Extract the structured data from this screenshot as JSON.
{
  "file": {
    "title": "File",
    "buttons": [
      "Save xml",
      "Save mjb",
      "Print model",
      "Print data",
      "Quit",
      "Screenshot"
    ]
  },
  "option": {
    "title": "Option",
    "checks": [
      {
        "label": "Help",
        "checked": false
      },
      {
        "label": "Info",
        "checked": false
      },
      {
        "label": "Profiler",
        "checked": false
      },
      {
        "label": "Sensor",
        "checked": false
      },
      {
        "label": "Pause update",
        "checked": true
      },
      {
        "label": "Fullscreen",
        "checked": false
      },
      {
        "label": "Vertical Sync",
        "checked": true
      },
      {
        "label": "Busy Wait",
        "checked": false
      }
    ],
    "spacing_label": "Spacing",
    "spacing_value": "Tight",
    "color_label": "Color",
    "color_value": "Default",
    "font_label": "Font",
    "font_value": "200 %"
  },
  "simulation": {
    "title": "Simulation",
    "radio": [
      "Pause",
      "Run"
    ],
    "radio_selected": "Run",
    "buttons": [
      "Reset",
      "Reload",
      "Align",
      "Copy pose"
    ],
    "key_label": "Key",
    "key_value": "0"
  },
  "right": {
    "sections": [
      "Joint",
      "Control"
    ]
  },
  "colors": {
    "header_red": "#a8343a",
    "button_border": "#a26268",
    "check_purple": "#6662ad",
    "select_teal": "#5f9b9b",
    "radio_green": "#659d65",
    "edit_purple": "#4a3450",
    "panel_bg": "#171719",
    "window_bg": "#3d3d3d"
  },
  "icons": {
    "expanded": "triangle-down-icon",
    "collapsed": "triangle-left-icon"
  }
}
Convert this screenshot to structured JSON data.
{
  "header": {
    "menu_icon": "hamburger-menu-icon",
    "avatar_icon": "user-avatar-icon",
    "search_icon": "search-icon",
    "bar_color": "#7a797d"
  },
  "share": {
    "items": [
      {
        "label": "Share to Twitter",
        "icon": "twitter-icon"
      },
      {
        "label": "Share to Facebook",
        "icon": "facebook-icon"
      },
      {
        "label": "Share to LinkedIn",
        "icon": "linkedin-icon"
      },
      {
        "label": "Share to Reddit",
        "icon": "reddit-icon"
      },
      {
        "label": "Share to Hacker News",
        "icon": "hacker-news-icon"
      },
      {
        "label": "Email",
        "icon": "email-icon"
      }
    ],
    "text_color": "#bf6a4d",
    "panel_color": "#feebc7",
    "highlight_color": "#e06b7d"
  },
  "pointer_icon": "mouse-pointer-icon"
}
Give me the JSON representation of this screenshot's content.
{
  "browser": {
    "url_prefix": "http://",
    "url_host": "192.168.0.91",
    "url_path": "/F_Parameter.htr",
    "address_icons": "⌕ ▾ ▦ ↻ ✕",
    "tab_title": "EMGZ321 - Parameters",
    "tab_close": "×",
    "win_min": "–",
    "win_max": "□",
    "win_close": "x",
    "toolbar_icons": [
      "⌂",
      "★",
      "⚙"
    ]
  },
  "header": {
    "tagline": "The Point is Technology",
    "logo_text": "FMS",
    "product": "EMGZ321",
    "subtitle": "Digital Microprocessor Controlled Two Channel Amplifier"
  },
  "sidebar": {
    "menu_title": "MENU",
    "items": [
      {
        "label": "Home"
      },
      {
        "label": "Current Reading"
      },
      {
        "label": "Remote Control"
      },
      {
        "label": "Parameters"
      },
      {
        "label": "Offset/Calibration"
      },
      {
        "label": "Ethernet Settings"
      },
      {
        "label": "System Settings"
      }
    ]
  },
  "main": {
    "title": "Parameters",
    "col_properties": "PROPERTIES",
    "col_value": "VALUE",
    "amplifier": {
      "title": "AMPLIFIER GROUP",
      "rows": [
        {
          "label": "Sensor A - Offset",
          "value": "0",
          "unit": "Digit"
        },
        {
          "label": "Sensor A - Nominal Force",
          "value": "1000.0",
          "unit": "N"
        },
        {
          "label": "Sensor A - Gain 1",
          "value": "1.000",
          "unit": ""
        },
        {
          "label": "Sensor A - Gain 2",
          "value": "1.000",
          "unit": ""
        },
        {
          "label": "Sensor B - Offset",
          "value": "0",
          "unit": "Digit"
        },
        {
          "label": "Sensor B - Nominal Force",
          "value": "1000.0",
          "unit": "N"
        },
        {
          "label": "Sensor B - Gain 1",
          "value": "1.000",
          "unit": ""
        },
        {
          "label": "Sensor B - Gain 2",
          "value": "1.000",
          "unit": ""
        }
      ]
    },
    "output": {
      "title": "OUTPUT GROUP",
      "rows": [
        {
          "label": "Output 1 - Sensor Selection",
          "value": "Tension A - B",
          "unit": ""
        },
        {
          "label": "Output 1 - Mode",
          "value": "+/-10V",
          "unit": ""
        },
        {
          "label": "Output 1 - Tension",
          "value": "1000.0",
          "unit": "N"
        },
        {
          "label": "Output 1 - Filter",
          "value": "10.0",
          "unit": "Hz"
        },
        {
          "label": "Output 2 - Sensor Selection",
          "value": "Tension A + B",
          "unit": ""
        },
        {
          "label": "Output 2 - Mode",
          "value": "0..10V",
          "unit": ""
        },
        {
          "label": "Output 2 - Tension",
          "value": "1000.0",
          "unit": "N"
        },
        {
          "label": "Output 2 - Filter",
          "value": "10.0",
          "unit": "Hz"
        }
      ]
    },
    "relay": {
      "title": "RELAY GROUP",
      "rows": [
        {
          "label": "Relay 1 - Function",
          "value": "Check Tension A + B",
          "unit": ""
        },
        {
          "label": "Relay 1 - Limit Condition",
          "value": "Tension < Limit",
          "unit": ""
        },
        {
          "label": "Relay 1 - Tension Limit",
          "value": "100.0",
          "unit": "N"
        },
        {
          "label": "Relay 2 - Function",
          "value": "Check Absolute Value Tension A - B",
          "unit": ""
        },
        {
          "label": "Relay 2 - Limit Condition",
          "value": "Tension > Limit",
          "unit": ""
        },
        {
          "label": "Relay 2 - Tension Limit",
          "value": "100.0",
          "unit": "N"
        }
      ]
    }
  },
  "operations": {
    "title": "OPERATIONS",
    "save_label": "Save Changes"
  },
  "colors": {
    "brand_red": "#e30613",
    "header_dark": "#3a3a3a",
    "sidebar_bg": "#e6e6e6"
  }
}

§ §

● What is asked: Word for word, restate all of the data shown above.

● Finished answer:
Extract the structured data from this screenshot as JSON.
{
  "file": {
    "title": "File",
    "buttons": [
      "Save xml",
      "Save mjb",
      "Print model",
      "Print data",
      "Quit",
      "Screenshot"
    ]
  },
  "option": {
    "title": "Option",
    "checks": [
      {
        "label": "Help",
        "checked": false
      },
      {
        "label": "Info",
        "checked": false
      },
      {
        "label": "Profiler",
        "checked": false
      },
      {
        "label": "Sensor",
        "checked": false
      },
      {
        "label": "Pause update",
        "checked": true
      },
      {
        "label": "Fullscreen",
        "checked": false
      },
      {
        "label": "Vertical Sync",
        "checked": true
      },
      {
        "label": "Busy Wait",
        "checked": false
      }
    ],
    "spacing_label": "Spacing",
    "spacing_value": "Tight",
    "color_label": "Color",
    "color_value": "Default",
    "font_label": "Font",
    "font_value": "200 %"
  },
  "simulation": {
    "title": "Simulation",
    "radio": [
      "Pause",
      "Run"
    ],
    "radio_selected": "Run",
    "buttons": [
      "Reset",
      "Reload",
      "Align",
      "Copy pose"
    ],
    "key_label": "Key",
    "key_value": "0"
  },
  "right": {
    "sections": [
      "Joint",
      "Control"
    ]
  },
  "colors": {
    "header_red": "#a8343a",
    "button_border": "#a26268",
    "check_purple": "#6662ad",
    "select_teal": "#5f9b9b",
    "radio_green": "#659d65",
    "edit_purple": "#4a3450",
    "panel_bg": "#171719",
    "window_bg": "#3d3d3d"
  },
  "icons": {
    "expanded": "triangle-down-icon",
    "collapsed": "triangle-left-icon"
  }
}
Convert this screenshot to structured JSON data.
{
  "header": {
    "menu_icon": "hamburger-menu-icon",
    "avatar_icon": "user-avatar-icon",
    "search_icon": "search-icon",
    "bar_color": "#7a797d"
  },
  "share": {
    "items": [
      {
        "label": "Share to Twitter",
        "icon": "twitter-icon"
      },
      {
        "label": "Share to Facebook",
        "icon": "facebook-icon"
      },
      {
        "label": "Share to LinkedIn",
        "icon": "linkedin-icon"
      },
      {
        "label": "Share to Reddit",
        "icon": "reddit-icon"
      },
      {
        "label": "Share to Hacker News",
        "icon": "hacker-news-icon"
      },
      {
        "label": "Email",
        "icon": "email-icon"
      }
    ],
    "text_color": "#bf6a4d",
    "panel_color": "#feebc7",
    "highlight_color": "#e06b7d"
  },
  "pointer_icon": "mouse-pointer-icon"
}
Give me the JSON representation of this screenshot's content.
{
  "browser": {
    "url_prefix": "http://",
    "url_host": "192.168.0.91",
    "url_path": "/F_Parameter.htr",
    "address_icons": "⌕ ▾ ▦ ↻ ✕",
    "tab_title": "EMGZ321 - Parameters",
    "tab_close": "×",
    "win_min": "–",
    "win_max": "□",
    "win_close": "x",
    "toolbar_icons": [
      "⌂",
      "★",
      "⚙"
    ]
  },
  "header": {
    "tagline": "The Point is Technology",
    "logo_text": "FMS",
    "product": "EMGZ321",
    "subtitle": "Digital Microprocessor Controlled Two Channel Amplifier"
  },
  "sidebar": {
    "menu_title": "MENU",
    "items": [
      {
        "label": "Home"
      },
      {
        "label": "Current Reading"
      },
      {
        "label": "Remote Control"
      },
      {
        "label": "Parameters"
      },
      {
        "label": "Offset/Calibration"
      },
      {
        "label": "Ethernet Settings"
      },
      {
        "label": "System Settings"
      }
    ]
  },
  "main": {
    "title": "Parameters",
    "col_properties": "PROPERTIES",
    "col_value": "VALUE",
    "amplifier": {
      "title": "AMPLIFIER GROUP",
      "rows": [
        {
          "label": "Sensor A - Offset",
          "value": "0",
          "unit": "Digit"
        },
        {
          "label": "Sensor A - Nominal Force",
          "value": "1000.0",
          "unit": "N"
        },
        {
          "label": "Sensor A - Gain 1",
          "value": "1.000",
          "unit": ""
        },
        {
          "label": "Sensor A - Gain 2",
          "value": "1.000",
          "unit": ""
        },
        {
          "label": "Sensor B - Offset",
          "value": "0",
          "unit": "Digit"
        },
        {
          "label": "Sensor B - Nominal Force",
          "value": "1000.0",
          "unit": "N"
        },
        {
          "label": "Sensor B - Gain 1",
          "value": "1.000",
          "unit": ""
        },
        {
          "label": "Sensor B - Gain 2",
          "value": "1.000",
          "unit": ""
        }
      ]
    },
    "output": {
      "title": "OUTPUT GROUP",
      "rows": [
        {
          "label": "Output 1 - Sensor Selection",
          "value": "Tension A - B",
          "unit": ""
        },
        {
          "label": "Output 1 - Mode",
          "value": "+/-10V",
          "unit": ""
        },
        {
          "label": "Output 1 - Tension",
          "value": "1000.0",
          "unit": "N"
        },
        {
          "label": "Output 1 - Filter",
          "value": "10.0",
          "unit": "Hz"
        },
        {
          "label": "Output 2 - Sensor Selection",
          "value": "Tension A + B",
          "unit": ""
        },
        {
          "label": "Output 2 - Mode",
          "value": "0..10V",
          "unit": ""
        },
        {
          "label": "Output 2 - Tension",
          "value": "1000.0",
          "unit": "N"
        },
        {
          "label": "Output 2 - Filter",
          "value": "10.0",
          "unit": "Hz"
        }
      ]
    },
    "relay": {
      "title": "RELAY GROUP",
      "rows": [
        {
          "label": "Relay 1 - Function",
          "value": "Check Tension A + B",
          "unit": ""
        },
        {
          "label": "Relay 1 - Limit Condition",
          "value": "Tension < Limit",
          "unit": ""
        },
        {
          "label": "Relay 1 - Tension Limit",
          "value": "100.0",
          "unit": "N"
        },
        {
          "label": "Relay 2 - Function",
          "value": "Check Absolute Value Tension A - B",
          "unit": ""
        },
        {
          "label": "Relay 2 - Limit Condition",
          "value": "Tension > Limit",
          "unit": ""
        },
        {
          "label": "Relay 2 - Tension Limit",
          "value": "100.0",
          "unit": "N"
        }
      ]
    }
  },
  "operations": {
    "title": "OPERATIONS",
    "save_label": "Save Changes"
  },
  "colors": {
    "brand_red": "#e30613",
    "header_dark": "#3a3a3a",
    "sidebar_bg": "#e6e6e6"
  }
}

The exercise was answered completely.